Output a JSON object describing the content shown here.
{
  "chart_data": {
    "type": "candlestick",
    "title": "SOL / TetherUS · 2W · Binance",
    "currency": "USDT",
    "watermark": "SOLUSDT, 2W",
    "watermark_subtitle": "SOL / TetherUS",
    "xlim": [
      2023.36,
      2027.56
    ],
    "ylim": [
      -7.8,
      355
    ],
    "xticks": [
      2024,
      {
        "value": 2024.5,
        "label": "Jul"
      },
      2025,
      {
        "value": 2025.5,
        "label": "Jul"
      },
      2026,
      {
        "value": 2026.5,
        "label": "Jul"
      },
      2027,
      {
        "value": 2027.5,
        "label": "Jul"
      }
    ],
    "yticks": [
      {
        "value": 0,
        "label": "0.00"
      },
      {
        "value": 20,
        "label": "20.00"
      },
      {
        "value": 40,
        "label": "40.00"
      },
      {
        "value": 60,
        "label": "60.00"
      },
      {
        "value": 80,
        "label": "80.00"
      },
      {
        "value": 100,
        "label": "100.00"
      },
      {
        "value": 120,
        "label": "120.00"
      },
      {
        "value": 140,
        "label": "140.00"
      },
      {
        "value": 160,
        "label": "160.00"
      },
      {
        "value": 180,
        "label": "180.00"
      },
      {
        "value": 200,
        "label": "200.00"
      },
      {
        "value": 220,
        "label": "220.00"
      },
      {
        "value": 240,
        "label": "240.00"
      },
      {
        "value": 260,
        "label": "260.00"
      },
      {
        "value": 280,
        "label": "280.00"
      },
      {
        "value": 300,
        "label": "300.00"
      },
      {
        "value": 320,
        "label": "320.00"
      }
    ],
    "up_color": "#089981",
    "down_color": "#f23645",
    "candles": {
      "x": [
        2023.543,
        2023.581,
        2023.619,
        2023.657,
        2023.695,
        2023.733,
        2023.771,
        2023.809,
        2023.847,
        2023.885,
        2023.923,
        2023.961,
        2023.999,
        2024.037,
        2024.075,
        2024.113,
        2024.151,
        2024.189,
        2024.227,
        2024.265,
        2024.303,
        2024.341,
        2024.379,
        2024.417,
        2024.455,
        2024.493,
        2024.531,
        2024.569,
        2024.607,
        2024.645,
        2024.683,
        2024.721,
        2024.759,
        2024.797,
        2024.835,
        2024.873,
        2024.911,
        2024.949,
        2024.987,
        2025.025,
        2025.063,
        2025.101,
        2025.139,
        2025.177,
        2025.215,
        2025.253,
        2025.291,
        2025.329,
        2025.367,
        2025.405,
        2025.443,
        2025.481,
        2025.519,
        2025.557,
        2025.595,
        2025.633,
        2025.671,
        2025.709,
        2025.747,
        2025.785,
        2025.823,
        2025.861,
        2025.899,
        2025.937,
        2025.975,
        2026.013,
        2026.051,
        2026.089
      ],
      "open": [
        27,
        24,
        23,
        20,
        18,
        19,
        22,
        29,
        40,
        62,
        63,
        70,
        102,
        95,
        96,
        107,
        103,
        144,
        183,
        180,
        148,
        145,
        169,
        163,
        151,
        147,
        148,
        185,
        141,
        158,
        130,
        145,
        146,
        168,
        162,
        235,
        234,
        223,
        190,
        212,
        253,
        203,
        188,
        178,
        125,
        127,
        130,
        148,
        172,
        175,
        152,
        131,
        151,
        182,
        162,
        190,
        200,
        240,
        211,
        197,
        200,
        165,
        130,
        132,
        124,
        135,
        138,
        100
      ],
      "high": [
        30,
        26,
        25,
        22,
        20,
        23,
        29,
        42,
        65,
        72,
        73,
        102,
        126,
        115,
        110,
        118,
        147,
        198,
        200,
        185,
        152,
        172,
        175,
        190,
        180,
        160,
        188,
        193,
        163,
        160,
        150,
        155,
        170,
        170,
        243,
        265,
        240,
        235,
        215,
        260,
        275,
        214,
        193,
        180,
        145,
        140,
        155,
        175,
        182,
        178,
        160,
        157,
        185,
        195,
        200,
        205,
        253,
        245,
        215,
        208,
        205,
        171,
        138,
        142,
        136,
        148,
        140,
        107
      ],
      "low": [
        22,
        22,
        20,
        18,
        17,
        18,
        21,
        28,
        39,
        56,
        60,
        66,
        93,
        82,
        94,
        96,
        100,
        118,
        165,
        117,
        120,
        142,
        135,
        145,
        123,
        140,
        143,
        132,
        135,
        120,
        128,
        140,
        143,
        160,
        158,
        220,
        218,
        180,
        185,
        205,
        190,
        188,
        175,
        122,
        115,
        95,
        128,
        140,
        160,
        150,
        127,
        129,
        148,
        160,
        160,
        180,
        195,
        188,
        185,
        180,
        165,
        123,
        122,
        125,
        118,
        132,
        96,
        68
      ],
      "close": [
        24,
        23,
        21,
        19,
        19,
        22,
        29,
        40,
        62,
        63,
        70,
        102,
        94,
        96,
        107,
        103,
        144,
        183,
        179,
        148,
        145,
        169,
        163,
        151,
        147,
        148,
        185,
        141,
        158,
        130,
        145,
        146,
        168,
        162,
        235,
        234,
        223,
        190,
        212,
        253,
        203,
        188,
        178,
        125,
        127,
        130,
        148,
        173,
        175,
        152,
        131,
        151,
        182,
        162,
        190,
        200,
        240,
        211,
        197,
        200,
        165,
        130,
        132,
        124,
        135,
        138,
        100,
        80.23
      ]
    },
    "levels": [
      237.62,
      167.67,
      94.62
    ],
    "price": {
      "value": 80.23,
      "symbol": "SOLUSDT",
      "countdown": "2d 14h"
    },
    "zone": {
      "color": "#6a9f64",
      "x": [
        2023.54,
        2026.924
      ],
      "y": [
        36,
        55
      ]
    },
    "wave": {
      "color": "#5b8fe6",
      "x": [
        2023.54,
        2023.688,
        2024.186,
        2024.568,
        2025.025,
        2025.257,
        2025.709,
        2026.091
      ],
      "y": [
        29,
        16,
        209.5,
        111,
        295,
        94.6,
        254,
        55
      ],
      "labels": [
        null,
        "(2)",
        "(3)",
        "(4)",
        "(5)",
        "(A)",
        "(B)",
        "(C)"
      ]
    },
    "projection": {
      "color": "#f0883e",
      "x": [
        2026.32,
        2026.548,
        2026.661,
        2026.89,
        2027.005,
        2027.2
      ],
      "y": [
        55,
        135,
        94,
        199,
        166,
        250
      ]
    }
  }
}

•••

== Directions ==
Return the lines of the records that include the string "TetherUS".

== Correct response ==
    "title": "SOL / TetherUS · 2W · Binance",
    "watermark_subtitle": "SOL / TetherUS",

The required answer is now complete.